## PROVIDED RECORDS
######

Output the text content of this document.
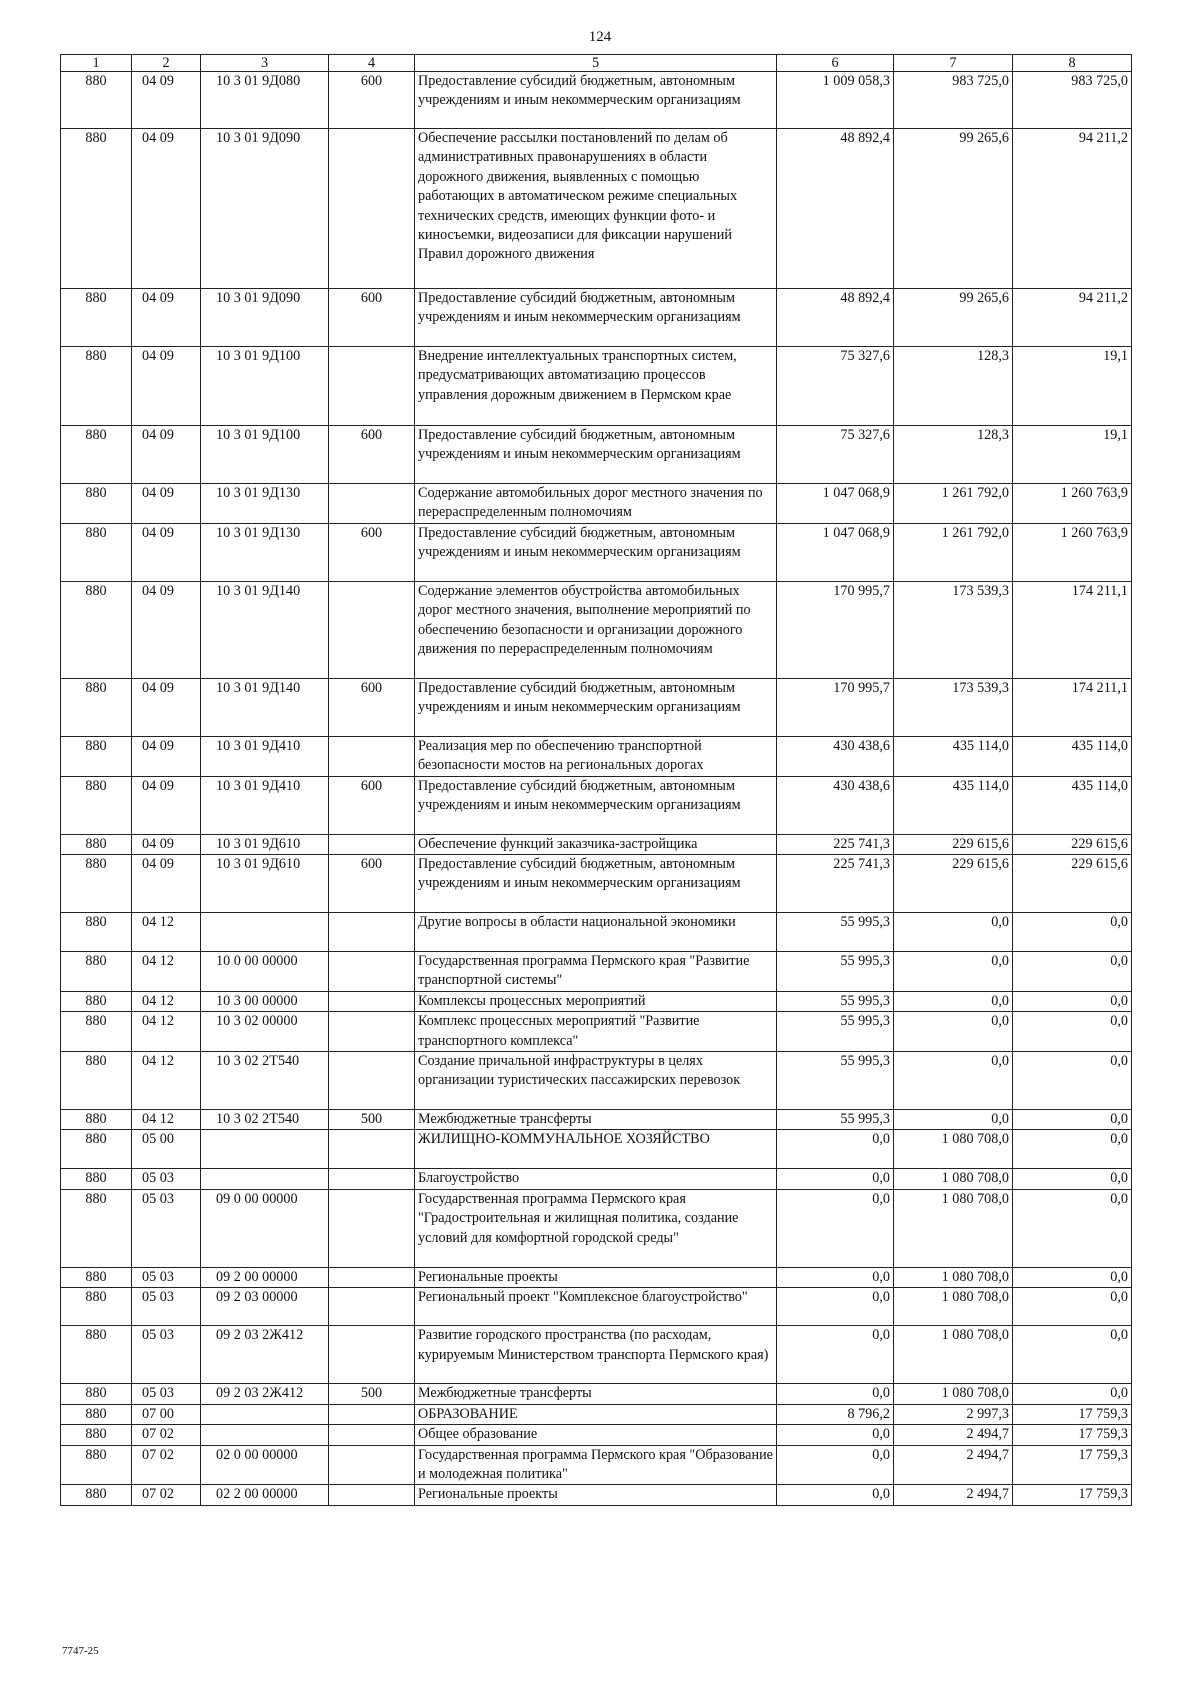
124
1	2	3	4	5	6	7	8
880	04 09	10 3 01 9Д080	600	Предоставление субсидий бюджетным, автономным учреждениям и иным некоммерческим организациям	1 009 058,3	983 725,0	983 725,0
880	04 09	10 3 01 9Д090		Обеспечение рассылки постановлений по делам об административных правонарушениях в области дорожного движения, выявленных с помощью работающих в автоматическом режиме специальных технических средств, имеющих функции фото- и киносъемки, видеозаписи для фиксации нарушений Правил дорожного движения	48 892,4	99 265,6	94 211,2
880	04 09	10 3 01 9Д090	600	Предоставление субсидий бюджетным, автономным учреждениям и иным некоммерческим организациям	48 892,4	99 265,6	94 211,2
880	04 09	10 3 01 9Д100		Внедрение интеллектуальных транспортных систем, предусматривающих автоматизацию процессов управления дорожным движением в Пермском крае	75 327,6	128,3	19,1
880	04 09	10 3 01 9Д100	600	Предоставление субсидий бюджетным, автономным учреждениям и иным некоммерческим организациям	75 327,6	128,3	19,1
880	04 09	10 3 01 9Д130		Содержание автомобильных дорог местного значения по перераспределенным полномочиям	1 047 068,9	1 261 792,0	1 260 763,9
880	04 09	10 3 01 9Д130	600	Предоставление субсидий бюджетным, автономным учреждениям и иным некоммерческим организациям	1 047 068,9	1 261 792,0	1 260 763,9
880	04 09	10 3 01 9Д140		Содержание элементов обустройства автомобильных дорог местного значения, выполнение мероприятий по обеспечению безопасности и организации дорожного движения по перераспределенным полномочиям	170 995,7	173 539,3	174 211,1
880	04 09	10 3 01 9Д140	600	Предоставление субсидий бюджетным, автономным учреждениям и иным некоммерческим организациям	170 995,7	173 539,3	174 211,1
880	04 09	10 3 01 9Д410		Реализация мер по обеспечению транспортной безопасности мостов на региональных дорогах	430 438,6	435 114,0	435 114,0
880	04 09	10 3 01 9Д410	600	Предоставление субсидий бюджетным, автономным учреждениям и иным некоммерческим организациям	430 438,6	435 114,0	435 114,0
880	04 09	10 3 01 9Д610		Обеспечение функций заказчика-застройщика	225 741,3	229 615,6	229 615,6
880	04 09	10 3 01 9Д610	600	Предоставление субсидий бюджетным, автономным учреждениям и иным некоммерческим организациям	225 741,3	229 615,6	229 615,6
880	04 12			Другие вопросы в области национальной экономики	55 995,3	0,0	0,0
880	04 12	10 0 00 00000		Государственная программа Пермского края "Развитие транспортной системы"	55 995,3	0,0	0,0
880	04 12	10 3 00 00000		Комплексы процессных мероприятий	55 995,3	0,0	0,0
880	04 12	10 3 02 00000		Комплекс процессных мероприятий "Развитие транспортного комплекса"	55 995,3	0,0	0,0
880	04 12	10 3 02 2Т540		Создание причальной инфраструктуры в целях организации туристических пассажирских перевозок	55 995,3	0,0	0,0
880	04 12	10 3 02 2Т540	500	Межбюджетные трансферты	55 995,3	0,0	0,0
880	05 00			ЖИЛИЩНО-КОММУНАЛЬНОЕ ХОЗЯЙСТВО	0,0	1 080 708,0	0,0
880	05 03			Благоустройство	0,0	1 080 708,0	0,0
880	05 03	09 0 00 00000		Государственная программа Пермского края "Градостроительная и жилищная политика, создание условий для комфортной городской среды"	0,0	1 080 708,0	0,0
880	05 03	09 2 00 00000		Региональные проекты	0,0	1 080 708,0	0,0
880	05 03	09 2 03 00000		Региональный проект "Комплексное благоустройство"	0,0	1 080 708,0	0,0
880	05 03	09 2 03 2Ж412		Развитие городского пространства (по расходам, курируемым Министерством транспорта Пермского края)	0,0	1 080 708,0	0,0
880	05 03	09 2 03 2Ж412	500	Межбюджетные трансферты	0,0	1 080 708,0	0,0
880	07 00			ОБРАЗОВАНИЕ	8 796,2	2 997,3	17 759,3
880	07 02			Общее образование	0,0	2 494,7	17 759,3
880	07 02	02 0 00 00000		Государственная программа Пермского края "Образование и молодежная политика"	0,0	2 494,7	17 759,3
880	07 02	02 2 00 00000		Региональные проекты	0,0	2 494,7	17 759,3
7747-25
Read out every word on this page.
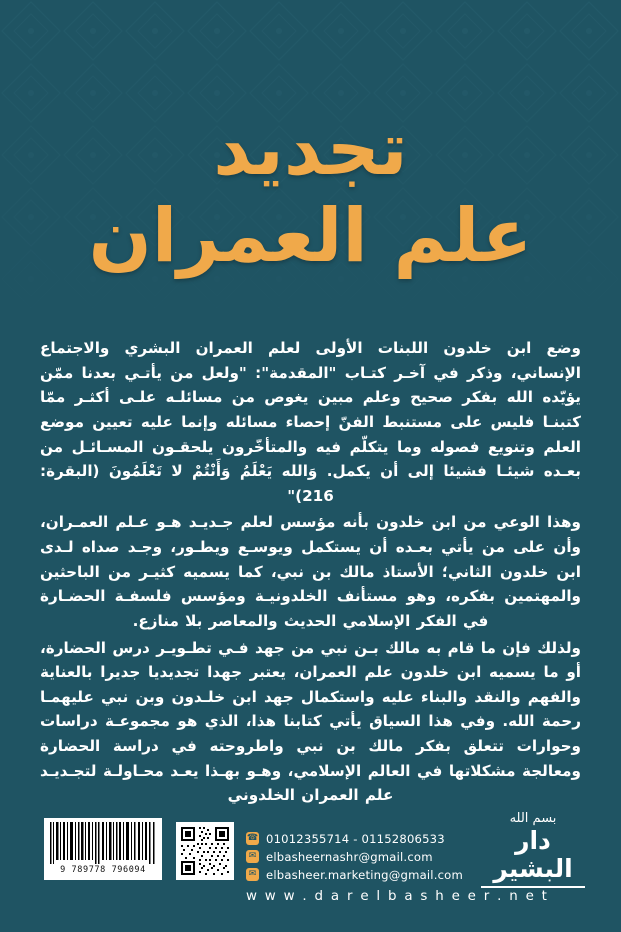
تجديد
علم العمران

وضع ابن خلدون اللبنات الأولى لعلم العمران البشري والاجتماع الإنساني، وذكر في آخـر كتـاب "المقدمة": "ولعل من يأتـي بعدنا ممّن يؤيّده الله بفكر صحيح وعلم مبين يغوص من مسائلـه علـى أكثـر ممّا كتبنـا فليس على مستنبط الفنّ إحصاء مسائله وإنما عليه تعيين موضع العلم وتنويع فصوله وما يتكلّم فيه والمتأخّرون يلحقـون المسـائـل من بعـده شيئـا فشيئا إلى أن يكمل. وَالله يَعْلَمُ وَأَنْتُمْ لا تَعْلَمُونَ (البقرة: 216)"

وهذا الوعي من ابن خلدون بأنه مؤسس لعلم جـديـد هـو عـلم العمـران، وأن على من يأتي بعـده أن يستكمل ويوسـع ويطـور، وجـد صداه لـدى ابن خلدون الثاني؛ الأستاذ مالك بن نبي، كما يسميه كثيـر من الباحثين والمهتمين بفكره، وهو مستأنف الخلدونيـة ومؤسس فلسفـة الحضـارة في الفكر الإسلامي الحديث والمعاصر بلا منازع.

ولذلك فإن ما قام به مالك بـن نبي من جهد فـي تطـويـر درس الحضارة، أو ما يسميه ابن خلدون علم العمران، يعتبر جهدا تجديديا جديرا بالعناية والفهم والنقد والبناء عليه واستكمال جهد ابن خلـدون وبن نبي عليهمـا رحمة الله. وفي هذا السياق يأتي كتابنا هذا، الذي هو مجموعـة دراسات وحوارات تتعلق بفكر مالك بن نبي واطروحته في دراسة الحضارة ومعالجة مشكلاتها في العالم الإسلامي، وهـو بهـذا يعـد محـاولـة لتجـديـد علم العمران الخلدوني

9 789778 796094
☎ 01012355714 - 01152806533
✉ elbasheernashr@gmail.com
✉ elbasheer.marketing@gmail.com
w w w . d a r e l b a s h e e r . n e t
بسم الله
دار البشير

######

State the number of lines above that hold the string "политика", with nothing added.

## FINISHED EXERCISE
2